REQUIREMENTS:
Write the next part of the article on Kenya's nuclear plant debate, picking up right after its final sentence.

PAGE:
>>>>>
There is a pattern playing out online every time Kenya’s nuclear plant comes up, and it is worth naming directly.
Someone posts about the Siaya project. Within minutes, the comments split into two camps. One side is waving Kenyan flags and talking about energy independence. The other — and this includes a lot of people in the clean energy space, EV drivers, solar advocates, people who genuinely care about the planet — is asking why we are even talking about nuclear when we have all this sun, all this wind, all this geothermal.
The implication is clear: nuclear is the old way. Renewables are the future. Pick one.
That framing is wrong. And if Kenya’s clean energy community accepts it, we will have talked ourselves out of the grid that the EV revolution — and the industrial economy we keep saying we want — actually requires.
First, what Kenya already has
Let’s start with the part that almost never makes it into this debate, because it genuinely deserves celebration before we complicate it.
Kenya already generates approximately 90% of its electricity from renewable sources. Geothermal at Olkaria contributes around 40% of generation. Hydro adds roughly 26%. Wind — led by the Lake Turkana Wind Power Project, the largest wind farm on the continent — contributes 13%. Solar is growing fast.
<<<<<
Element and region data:
>>>>>
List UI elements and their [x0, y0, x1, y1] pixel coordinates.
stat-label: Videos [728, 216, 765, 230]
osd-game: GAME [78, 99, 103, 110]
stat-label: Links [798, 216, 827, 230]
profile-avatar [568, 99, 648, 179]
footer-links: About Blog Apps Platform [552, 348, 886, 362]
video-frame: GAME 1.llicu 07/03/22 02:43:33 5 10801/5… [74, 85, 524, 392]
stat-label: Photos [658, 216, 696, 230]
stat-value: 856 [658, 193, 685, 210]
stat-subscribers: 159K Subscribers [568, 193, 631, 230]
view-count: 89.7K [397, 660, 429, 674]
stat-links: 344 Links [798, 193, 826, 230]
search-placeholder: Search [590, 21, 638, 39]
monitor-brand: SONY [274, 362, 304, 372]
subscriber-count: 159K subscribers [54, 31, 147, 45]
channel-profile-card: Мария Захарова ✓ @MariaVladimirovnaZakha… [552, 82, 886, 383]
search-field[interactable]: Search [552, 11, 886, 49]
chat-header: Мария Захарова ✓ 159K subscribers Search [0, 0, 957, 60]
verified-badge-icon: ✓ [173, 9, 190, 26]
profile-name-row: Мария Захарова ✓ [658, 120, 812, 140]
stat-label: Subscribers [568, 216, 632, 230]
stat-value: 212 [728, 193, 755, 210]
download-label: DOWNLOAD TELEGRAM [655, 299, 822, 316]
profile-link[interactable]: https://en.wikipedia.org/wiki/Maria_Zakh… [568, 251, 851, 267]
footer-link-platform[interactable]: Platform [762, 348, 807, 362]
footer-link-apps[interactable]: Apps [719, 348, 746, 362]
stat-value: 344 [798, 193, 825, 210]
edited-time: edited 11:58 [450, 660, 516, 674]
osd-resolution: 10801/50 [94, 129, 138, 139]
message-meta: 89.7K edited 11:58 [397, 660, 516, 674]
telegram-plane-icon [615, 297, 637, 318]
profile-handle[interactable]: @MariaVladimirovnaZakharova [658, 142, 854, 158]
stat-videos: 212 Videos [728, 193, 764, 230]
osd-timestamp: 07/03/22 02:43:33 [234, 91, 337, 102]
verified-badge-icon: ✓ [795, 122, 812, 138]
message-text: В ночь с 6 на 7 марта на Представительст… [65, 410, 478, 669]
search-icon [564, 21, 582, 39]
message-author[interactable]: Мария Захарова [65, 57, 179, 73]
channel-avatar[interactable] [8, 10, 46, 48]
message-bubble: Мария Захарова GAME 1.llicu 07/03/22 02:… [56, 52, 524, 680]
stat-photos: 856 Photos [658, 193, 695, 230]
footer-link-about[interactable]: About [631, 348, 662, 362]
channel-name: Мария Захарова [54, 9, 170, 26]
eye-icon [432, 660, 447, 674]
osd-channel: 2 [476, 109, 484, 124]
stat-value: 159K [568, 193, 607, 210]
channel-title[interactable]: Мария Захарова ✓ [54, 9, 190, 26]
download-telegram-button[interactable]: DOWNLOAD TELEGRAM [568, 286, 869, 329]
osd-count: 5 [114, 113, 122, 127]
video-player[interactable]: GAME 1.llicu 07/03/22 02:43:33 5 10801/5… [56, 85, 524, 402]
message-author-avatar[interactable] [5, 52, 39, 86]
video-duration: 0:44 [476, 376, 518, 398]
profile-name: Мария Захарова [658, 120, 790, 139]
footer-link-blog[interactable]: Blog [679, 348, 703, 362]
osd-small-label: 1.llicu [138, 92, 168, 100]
<<<<<
WRITTEN ANSWER:
This is not a developing-world energy story. This is one of the cleanest grids on earth. Kenya sits alongside Iceland and Norway in the rarified territory of nations that have almost entirely decarbonised their electricity supply. The EV you drive here is already, overwhelmingly, charged on clean energy. That is something.
So the question is not: should Kenya abandon its renewable energy leadership?
The question is: what does Kenya need to add to that foundation to power the next phase of its economy?
The problem that solar and wind cannot solve
Here is the part of the energy conversation that gets skipped because it is less exciting than a shiny solar panel or a spinning turbine.
Solar generates electricity when the sun shines. Wind generates electricity when the wind blows. These are not criticisms — they are physics. And for a significant portion of what Kenya needs electricity to do, they are workable. Homes, offices, daytime commercial activity — solar handles this well, and the economics keep improving.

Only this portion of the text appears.